* [RECORDS SUPPLIED]
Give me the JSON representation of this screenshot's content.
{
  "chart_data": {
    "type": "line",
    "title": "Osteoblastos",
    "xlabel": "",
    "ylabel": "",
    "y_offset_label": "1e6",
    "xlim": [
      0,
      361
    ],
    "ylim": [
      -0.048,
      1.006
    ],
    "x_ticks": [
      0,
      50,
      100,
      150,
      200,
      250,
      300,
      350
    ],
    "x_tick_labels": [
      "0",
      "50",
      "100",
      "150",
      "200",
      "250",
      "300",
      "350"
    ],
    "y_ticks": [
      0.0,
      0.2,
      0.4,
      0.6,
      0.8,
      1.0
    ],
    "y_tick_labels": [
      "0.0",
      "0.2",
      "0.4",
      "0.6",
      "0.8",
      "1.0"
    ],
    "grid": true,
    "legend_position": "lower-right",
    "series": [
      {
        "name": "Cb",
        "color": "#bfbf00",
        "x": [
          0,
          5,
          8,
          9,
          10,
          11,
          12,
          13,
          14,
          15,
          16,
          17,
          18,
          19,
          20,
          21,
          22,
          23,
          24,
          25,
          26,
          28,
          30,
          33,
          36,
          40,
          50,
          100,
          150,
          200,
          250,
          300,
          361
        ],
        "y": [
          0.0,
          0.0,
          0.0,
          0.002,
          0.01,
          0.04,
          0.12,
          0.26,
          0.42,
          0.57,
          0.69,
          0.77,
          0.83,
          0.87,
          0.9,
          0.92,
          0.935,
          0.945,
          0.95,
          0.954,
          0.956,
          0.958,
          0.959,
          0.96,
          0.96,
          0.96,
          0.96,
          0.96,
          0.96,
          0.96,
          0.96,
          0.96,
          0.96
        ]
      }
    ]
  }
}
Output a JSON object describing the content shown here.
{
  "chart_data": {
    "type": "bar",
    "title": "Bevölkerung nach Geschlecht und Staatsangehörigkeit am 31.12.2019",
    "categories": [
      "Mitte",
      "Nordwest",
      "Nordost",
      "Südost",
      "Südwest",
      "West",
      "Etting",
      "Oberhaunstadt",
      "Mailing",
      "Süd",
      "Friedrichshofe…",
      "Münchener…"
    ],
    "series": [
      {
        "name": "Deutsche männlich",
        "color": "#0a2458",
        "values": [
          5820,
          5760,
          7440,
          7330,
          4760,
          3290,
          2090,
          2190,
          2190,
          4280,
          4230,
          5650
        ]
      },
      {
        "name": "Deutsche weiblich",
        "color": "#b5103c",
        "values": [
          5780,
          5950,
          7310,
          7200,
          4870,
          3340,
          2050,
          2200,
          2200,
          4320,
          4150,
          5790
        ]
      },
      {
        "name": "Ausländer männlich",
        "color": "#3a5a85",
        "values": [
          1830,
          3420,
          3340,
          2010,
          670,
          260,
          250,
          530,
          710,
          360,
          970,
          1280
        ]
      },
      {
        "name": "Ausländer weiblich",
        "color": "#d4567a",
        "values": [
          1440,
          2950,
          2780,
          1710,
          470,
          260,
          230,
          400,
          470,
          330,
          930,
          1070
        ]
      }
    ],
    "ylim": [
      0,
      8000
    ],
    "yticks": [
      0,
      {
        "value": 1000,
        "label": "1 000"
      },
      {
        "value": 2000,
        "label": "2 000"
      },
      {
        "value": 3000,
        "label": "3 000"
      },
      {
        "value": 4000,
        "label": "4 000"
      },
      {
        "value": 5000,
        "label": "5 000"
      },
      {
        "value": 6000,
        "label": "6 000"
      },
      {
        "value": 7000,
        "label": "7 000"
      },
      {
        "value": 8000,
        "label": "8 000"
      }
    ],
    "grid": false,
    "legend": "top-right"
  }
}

* [EXERCISE GOAL] Your answer should be a single number: how many lines of the material contain the word "Deutsche".

* [ANSWER TO THE EXERCISE] 2